• _Given instruction_: In the entries, find all lines that hold the word "Rohilkhand" and copy them.

--- start of Record extracts ---

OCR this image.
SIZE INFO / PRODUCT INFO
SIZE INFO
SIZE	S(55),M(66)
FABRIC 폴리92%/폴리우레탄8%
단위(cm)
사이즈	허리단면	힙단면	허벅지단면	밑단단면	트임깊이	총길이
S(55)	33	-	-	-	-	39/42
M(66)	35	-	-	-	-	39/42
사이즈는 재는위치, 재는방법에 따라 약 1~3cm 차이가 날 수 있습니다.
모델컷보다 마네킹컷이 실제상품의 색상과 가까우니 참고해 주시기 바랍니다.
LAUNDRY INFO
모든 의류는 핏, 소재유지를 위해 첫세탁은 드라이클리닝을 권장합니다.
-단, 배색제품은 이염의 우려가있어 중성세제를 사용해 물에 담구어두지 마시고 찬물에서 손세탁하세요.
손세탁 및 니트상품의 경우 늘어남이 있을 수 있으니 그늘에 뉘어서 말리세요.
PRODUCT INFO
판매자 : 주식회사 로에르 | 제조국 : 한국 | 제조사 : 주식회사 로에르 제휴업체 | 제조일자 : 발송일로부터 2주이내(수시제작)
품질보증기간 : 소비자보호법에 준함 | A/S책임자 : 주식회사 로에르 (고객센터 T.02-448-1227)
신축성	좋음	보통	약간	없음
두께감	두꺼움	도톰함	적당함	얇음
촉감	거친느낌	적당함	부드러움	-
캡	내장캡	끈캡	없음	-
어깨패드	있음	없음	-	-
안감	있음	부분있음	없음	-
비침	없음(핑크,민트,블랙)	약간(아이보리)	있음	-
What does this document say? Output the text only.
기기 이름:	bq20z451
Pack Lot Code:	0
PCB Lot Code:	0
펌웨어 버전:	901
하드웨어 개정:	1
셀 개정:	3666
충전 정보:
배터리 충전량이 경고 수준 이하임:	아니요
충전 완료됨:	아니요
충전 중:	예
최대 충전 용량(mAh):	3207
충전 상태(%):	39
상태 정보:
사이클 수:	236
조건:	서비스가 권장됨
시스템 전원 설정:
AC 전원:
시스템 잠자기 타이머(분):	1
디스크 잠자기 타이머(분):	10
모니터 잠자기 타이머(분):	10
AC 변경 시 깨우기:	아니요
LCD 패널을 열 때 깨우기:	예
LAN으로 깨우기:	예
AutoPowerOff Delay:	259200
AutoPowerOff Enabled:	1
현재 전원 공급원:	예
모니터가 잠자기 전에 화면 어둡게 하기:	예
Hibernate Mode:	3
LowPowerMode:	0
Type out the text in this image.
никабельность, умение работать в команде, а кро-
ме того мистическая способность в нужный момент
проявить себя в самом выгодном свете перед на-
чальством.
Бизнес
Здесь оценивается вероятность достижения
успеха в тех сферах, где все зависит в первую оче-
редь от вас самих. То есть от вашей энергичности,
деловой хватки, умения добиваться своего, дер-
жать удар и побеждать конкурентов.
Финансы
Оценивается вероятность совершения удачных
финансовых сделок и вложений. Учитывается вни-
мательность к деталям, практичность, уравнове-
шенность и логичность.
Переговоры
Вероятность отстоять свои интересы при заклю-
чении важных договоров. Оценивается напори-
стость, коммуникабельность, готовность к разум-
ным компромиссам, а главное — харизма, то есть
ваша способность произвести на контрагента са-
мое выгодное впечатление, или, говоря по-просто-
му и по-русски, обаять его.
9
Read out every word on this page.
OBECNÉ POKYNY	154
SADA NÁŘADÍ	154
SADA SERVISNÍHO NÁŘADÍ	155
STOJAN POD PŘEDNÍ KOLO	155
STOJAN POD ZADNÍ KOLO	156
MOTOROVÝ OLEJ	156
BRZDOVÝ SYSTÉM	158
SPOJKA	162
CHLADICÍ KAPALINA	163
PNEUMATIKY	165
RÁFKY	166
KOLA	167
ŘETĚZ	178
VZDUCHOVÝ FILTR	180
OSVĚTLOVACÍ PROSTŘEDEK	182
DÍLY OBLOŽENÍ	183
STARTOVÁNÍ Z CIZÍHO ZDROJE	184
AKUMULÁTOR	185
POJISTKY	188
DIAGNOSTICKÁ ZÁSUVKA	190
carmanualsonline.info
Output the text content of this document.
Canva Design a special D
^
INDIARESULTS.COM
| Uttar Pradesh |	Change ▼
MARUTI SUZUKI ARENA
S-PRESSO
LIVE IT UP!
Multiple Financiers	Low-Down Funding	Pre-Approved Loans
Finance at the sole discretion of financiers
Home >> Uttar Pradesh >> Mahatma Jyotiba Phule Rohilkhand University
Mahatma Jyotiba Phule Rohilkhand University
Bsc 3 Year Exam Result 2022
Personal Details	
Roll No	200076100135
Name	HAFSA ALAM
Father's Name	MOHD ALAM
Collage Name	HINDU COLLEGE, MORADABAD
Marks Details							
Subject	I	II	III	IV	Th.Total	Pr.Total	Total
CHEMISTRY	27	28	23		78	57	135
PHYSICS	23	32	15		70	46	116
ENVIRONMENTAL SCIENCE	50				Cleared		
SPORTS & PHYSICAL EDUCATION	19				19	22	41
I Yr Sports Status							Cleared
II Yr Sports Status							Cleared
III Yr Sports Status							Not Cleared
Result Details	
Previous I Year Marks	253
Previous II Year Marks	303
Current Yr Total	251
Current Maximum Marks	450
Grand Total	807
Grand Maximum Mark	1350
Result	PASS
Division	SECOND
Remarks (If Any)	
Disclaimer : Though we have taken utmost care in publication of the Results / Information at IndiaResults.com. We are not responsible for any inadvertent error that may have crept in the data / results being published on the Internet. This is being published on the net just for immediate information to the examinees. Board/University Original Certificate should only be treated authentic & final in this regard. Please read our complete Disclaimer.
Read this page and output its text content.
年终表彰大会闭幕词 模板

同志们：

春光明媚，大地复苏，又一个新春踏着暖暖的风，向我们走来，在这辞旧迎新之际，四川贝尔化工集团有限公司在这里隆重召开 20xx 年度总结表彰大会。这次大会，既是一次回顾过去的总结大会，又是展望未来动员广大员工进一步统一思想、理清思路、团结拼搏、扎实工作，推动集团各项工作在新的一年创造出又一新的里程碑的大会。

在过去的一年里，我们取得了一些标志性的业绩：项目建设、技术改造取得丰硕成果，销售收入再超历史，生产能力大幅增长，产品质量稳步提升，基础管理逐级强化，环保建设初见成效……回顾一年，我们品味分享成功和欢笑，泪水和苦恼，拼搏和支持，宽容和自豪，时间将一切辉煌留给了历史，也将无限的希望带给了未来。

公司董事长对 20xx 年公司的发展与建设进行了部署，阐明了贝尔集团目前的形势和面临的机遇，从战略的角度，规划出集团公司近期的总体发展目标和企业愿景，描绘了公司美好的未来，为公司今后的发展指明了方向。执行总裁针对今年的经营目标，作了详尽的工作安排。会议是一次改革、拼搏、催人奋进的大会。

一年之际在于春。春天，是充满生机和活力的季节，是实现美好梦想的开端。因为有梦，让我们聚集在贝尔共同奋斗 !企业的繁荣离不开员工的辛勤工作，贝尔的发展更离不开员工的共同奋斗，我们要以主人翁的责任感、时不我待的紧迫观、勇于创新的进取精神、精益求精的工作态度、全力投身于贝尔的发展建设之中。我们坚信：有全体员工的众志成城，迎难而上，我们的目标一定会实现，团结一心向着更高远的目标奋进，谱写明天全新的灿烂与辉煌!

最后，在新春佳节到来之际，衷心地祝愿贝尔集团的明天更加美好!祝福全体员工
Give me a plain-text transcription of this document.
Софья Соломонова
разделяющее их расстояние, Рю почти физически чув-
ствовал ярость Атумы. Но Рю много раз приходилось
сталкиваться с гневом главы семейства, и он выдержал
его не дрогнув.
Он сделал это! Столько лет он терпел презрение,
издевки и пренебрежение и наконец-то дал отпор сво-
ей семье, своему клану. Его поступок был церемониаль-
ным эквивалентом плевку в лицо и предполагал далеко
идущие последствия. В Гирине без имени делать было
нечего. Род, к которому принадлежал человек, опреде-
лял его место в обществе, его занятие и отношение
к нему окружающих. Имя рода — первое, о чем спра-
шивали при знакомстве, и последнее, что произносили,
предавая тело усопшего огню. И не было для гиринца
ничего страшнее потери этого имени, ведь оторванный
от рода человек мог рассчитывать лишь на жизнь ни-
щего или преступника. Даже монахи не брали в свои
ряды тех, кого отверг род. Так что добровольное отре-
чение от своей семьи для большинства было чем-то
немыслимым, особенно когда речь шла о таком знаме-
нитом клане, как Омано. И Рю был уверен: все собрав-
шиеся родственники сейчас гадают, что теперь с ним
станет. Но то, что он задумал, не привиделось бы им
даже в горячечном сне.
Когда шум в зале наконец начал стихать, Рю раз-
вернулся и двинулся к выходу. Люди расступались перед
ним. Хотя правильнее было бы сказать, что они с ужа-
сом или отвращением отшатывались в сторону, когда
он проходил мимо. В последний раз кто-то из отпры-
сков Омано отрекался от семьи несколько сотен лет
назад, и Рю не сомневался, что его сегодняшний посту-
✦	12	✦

--- end of Record extracts ---

• _Correct result_:
Home >> Uttar Pradesh >> Mahatma Jyotiba Phule Rohilkhand University
Mahatma Jyotiba Phule Rohilkhand University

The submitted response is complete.